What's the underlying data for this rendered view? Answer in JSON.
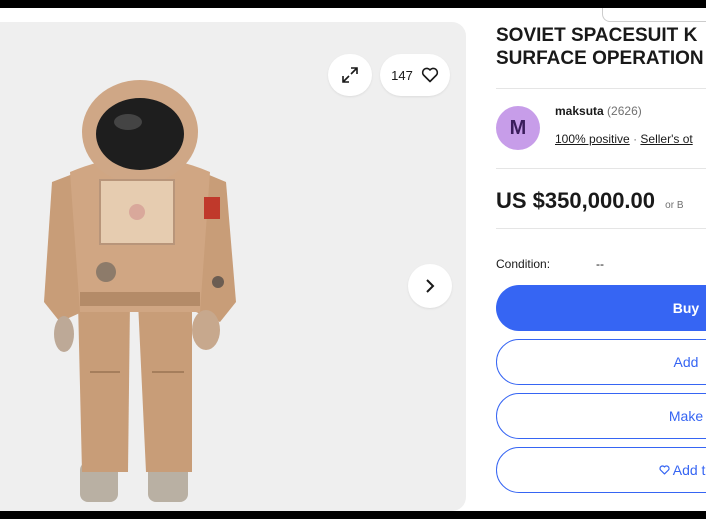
{
  "listing": {
    "title_line1": "SOVIET SPACESUIT K",
    "title_line2": "SURFACE OPERATION",
    "watch_count": "147"
  },
  "seller": {
    "initial": "M",
    "name": "maksuta",
    "count": "(2626)",
    "positive": "100% positive",
    "other_link": "Seller's ot"
  },
  "price": {
    "amount": "US $350,000.00",
    "suffix": "or B"
  },
  "condition": {
    "label": "Condition:",
    "value": "--"
  },
  "buttons": {
    "buy": "Buy",
    "add_cart": "Add",
    "offer": "Make",
    "watchlist": "Add to"
  },
  "icons": {
    "expand": "expand-icon",
    "heart": "heart-icon",
    "next": "chevron-right-icon"
  },
  "colors": {
    "primary": "#3665f3",
    "avatar": "#c79de9"
  }
}
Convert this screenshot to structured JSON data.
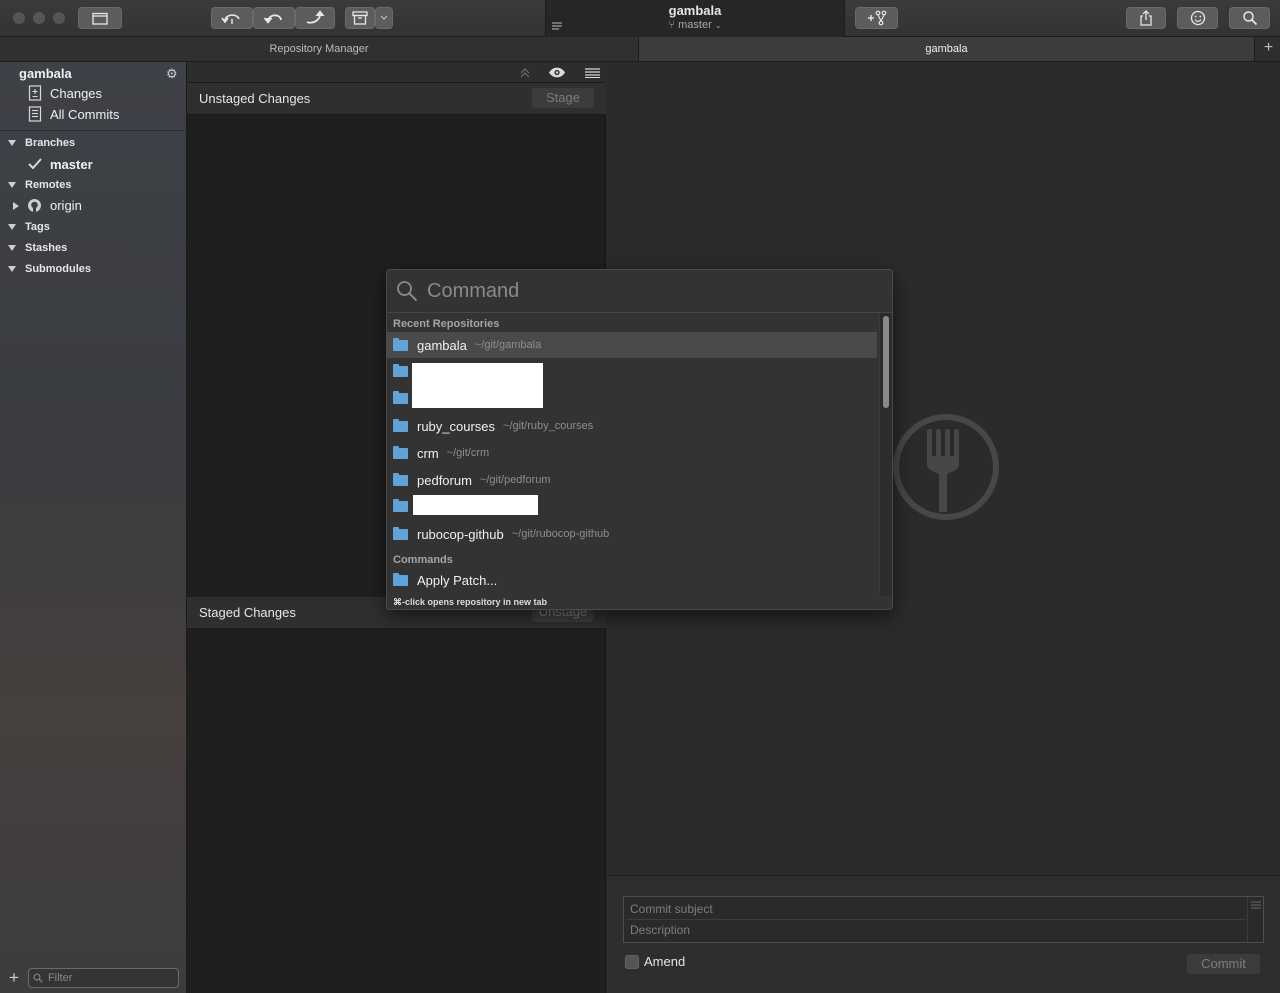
{
  "toolbar": {
    "title": "gambala",
    "branch": "master"
  },
  "tabs": {
    "repository_manager": "Repository Manager",
    "current": "gambala"
  },
  "sidebar": {
    "repo_name": "gambala",
    "changes": "Changes",
    "all_commits": "All Commits",
    "branches": "Branches",
    "current_branch": "master",
    "remotes": "Remotes",
    "remote_origin": "origin",
    "tags": "Tags",
    "stashes": "Stashes",
    "submodules": "Submodules",
    "filter_placeholder": "Filter"
  },
  "middle": {
    "unstaged_label": "Unstaged Changes",
    "stage_button": "Stage",
    "staged_label": "Staged Changes",
    "unstage_button": "Unstage"
  },
  "commit": {
    "subject_placeholder": "Commit subject",
    "description_placeholder": "Description",
    "amend_label": "Amend",
    "commit_button": "Commit"
  },
  "palette": {
    "placeholder": "Command",
    "recent_header": "Recent Repositories",
    "repos": [
      {
        "name": "gambala",
        "path": "~/git/gambala"
      },
      {
        "name": "ruby_courses",
        "path": "~/git/ruby_courses"
      },
      {
        "name": "crm",
        "path": "~/git/crm"
      },
      {
        "name": "pedforum",
        "path": "~/git/pedforum"
      },
      {
        "name": "rubocop-github",
        "path": "~/git/rubocop-github"
      }
    ],
    "commands_header": "Commands",
    "apply_patch": "Apply Patch...",
    "footer": "⌘-click opens repository in new tab"
  },
  "colors": {
    "folder": "#5fa3d9",
    "selection": "#4a4a4a",
    "background": "#2b2b2b"
  }
}
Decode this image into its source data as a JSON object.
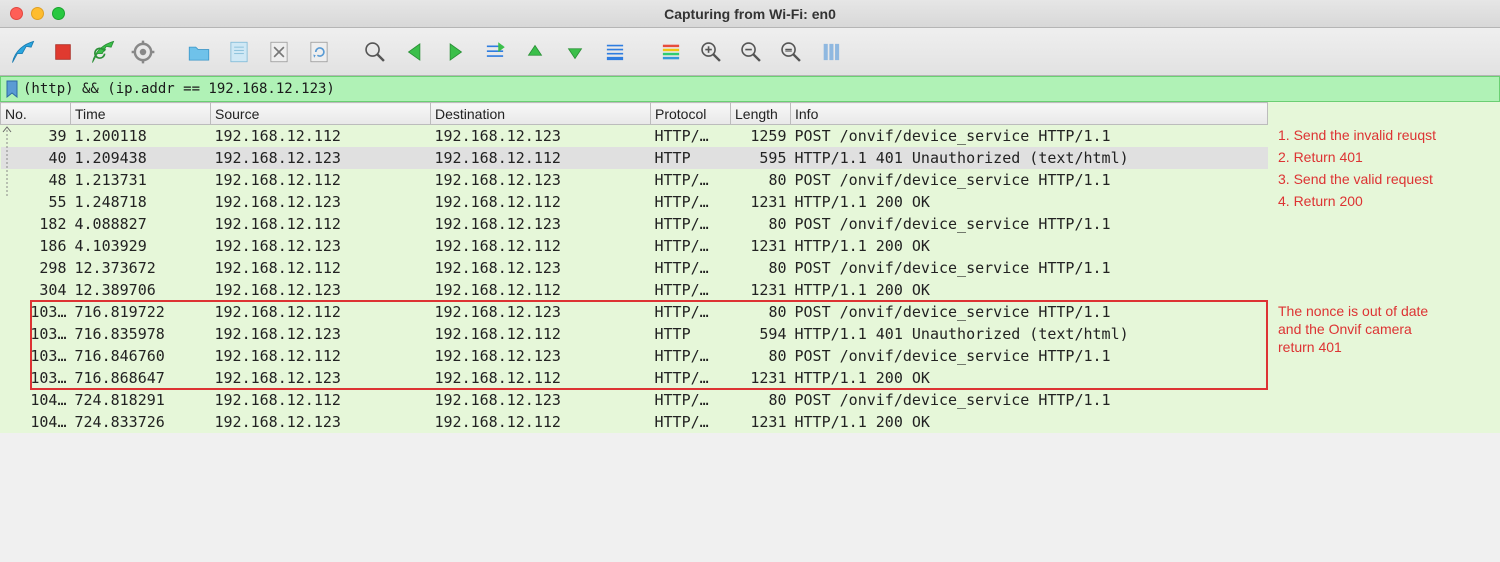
{
  "window": {
    "title": "Capturing from Wi-Fi: en0"
  },
  "filter": {
    "expression": "(http) && (ip.addr == 192.168.12.123)"
  },
  "columns": {
    "no": "No.",
    "time": "Time",
    "source": "Source",
    "destination": "Destination",
    "protocol": "Protocol",
    "length": "Length",
    "info": "Info"
  },
  "rows": [
    {
      "no": "39",
      "time": "1.200118",
      "src": "192.168.12.112",
      "dst": "192.168.12.123",
      "proto": "HTTP/…",
      "len": "1259",
      "info": "POST /onvif/device_service HTTP/1.1",
      "sel": false
    },
    {
      "no": "40",
      "time": "1.209438",
      "src": "192.168.12.123",
      "dst": "192.168.12.112",
      "proto": "HTTP",
      "len": "595",
      "info": "HTTP/1.1 401 Unauthorized  (text/html)",
      "sel": true
    },
    {
      "no": "48",
      "time": "1.213731",
      "src": "192.168.12.112",
      "dst": "192.168.12.123",
      "proto": "HTTP/…",
      "len": "80",
      "info": "POST /onvif/device_service HTTP/1.1",
      "sel": false
    },
    {
      "no": "55",
      "time": "1.248718",
      "src": "192.168.12.123",
      "dst": "192.168.12.112",
      "proto": "HTTP/…",
      "len": "1231",
      "info": "HTTP/1.1 200 OK",
      "sel": false
    },
    {
      "no": "182",
      "time": "4.088827",
      "src": "192.168.12.112",
      "dst": "192.168.12.123",
      "proto": "HTTP/…",
      "len": "80",
      "info": "POST /onvif/device_service HTTP/1.1",
      "sel": false
    },
    {
      "no": "186",
      "time": "4.103929",
      "src": "192.168.12.123",
      "dst": "192.168.12.112",
      "proto": "HTTP/…",
      "len": "1231",
      "info": "HTTP/1.1 200 OK",
      "sel": false
    },
    {
      "no": "298",
      "time": "12.373672",
      "src": "192.168.12.112",
      "dst": "192.168.12.123",
      "proto": "HTTP/…",
      "len": "80",
      "info": "POST /onvif/device_service HTTP/1.1",
      "sel": false
    },
    {
      "no": "304",
      "time": "12.389706",
      "src": "192.168.12.123",
      "dst": "192.168.12.112",
      "proto": "HTTP/…",
      "len": "1231",
      "info": "HTTP/1.1 200 OK",
      "sel": false
    },
    {
      "no": "103…",
      "time": "716.819722",
      "src": "192.168.12.112",
      "dst": "192.168.12.123",
      "proto": "HTTP/…",
      "len": "80",
      "info": "POST /onvif/device_service HTTP/1.1",
      "sel": false
    },
    {
      "no": "103…",
      "time": "716.835978",
      "src": "192.168.12.123",
      "dst": "192.168.12.112",
      "proto": "HTTP",
      "len": "594",
      "info": "HTTP/1.1 401 Unauthorized  (text/html)",
      "sel": false
    },
    {
      "no": "103…",
      "time": "716.846760",
      "src": "192.168.12.112",
      "dst": "192.168.12.123",
      "proto": "HTTP/…",
      "len": "80",
      "info": "POST /onvif/device_service HTTP/1.1",
      "sel": false
    },
    {
      "no": "103…",
      "time": "716.868647",
      "src": "192.168.12.123",
      "dst": "192.168.12.112",
      "proto": "HTTP/…",
      "len": "1231",
      "info": "HTTP/1.1 200 OK",
      "sel": false
    },
    {
      "no": "104…",
      "time": "724.818291",
      "src": "192.168.12.112",
      "dst": "192.168.12.123",
      "proto": "HTTP/…",
      "len": "80",
      "info": "POST /onvif/device_service HTTP/1.1",
      "sel": false
    },
    {
      "no": "104…",
      "time": "724.833726",
      "src": "192.168.12.123",
      "dst": "192.168.12.112",
      "proto": "HTTP/…",
      "len": "1231",
      "info": "HTTP/1.1 200 OK",
      "sel": false
    }
  ],
  "annotations": {
    "a1": "1. Send the invalid reuqst",
    "a2": "2. Return 401",
    "a3": "3. Send the valid request",
    "a4": "4. Return 200",
    "box_note_l1": "The nonce is out of date",
    "box_note_l2": "and the Onvif camera",
    "box_note_l3": "return 401"
  }
}
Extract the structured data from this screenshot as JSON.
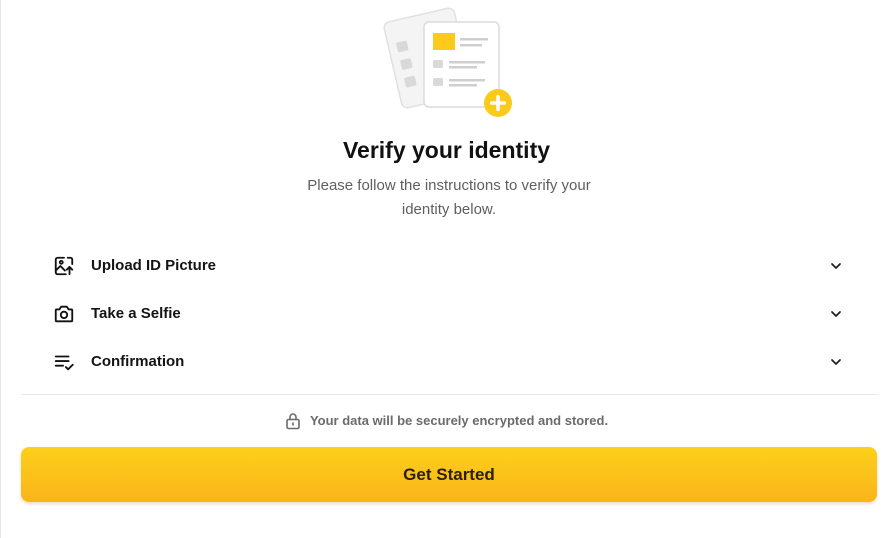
{
  "title": "Verify your identity",
  "subtitle": "Please follow the instructions to verify your identity below.",
  "steps": [
    {
      "label": "Upload ID Picture",
      "icon": "image-upload-icon"
    },
    {
      "label": "Take a Selfie",
      "icon": "camera-icon"
    },
    {
      "label": "Confirmation",
      "icon": "checklist-icon"
    }
  ],
  "security_note": "Your data will be securely encrypted and stored.",
  "cta_label": "Get Started",
  "colors": {
    "accent_top": "#fcd01b",
    "accent_bottom": "#fab41a",
    "text_primary": "#111111",
    "text_secondary": "#5f5f5f"
  }
}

* * * * * * * * *

— EXERCISE GOAL —
Word for word, please, restate the lines of the listing from the one holding "Extract the structured" down to the last line, leaving out any pictures.

— REPLY —
Extract the structured data from this screenshot as JSON.
{
  "title": "Verify your identity",
  "subtitle": "Please follow the instructions to verify your identity below.",
  "steps": [
    {
      "label": "Upload ID Picture",
      "icon": "image-upload-icon"
    },
    {
      "label": "Take a Selfie",
      "icon": "camera-icon"
    },
    {
      "label": "Confirmation",
      "icon": "checklist-icon"
    }
  ],
  "security_note": "Your data will be securely encrypted and stored.",
  "cta_label": "Get Started",
  "colors": {
    "accent_top": "#fcd01b",
    "accent_bottom": "#fab41a",
    "text_primary": "#111111",
    "text_secondary": "#5f5f5f"
  }
}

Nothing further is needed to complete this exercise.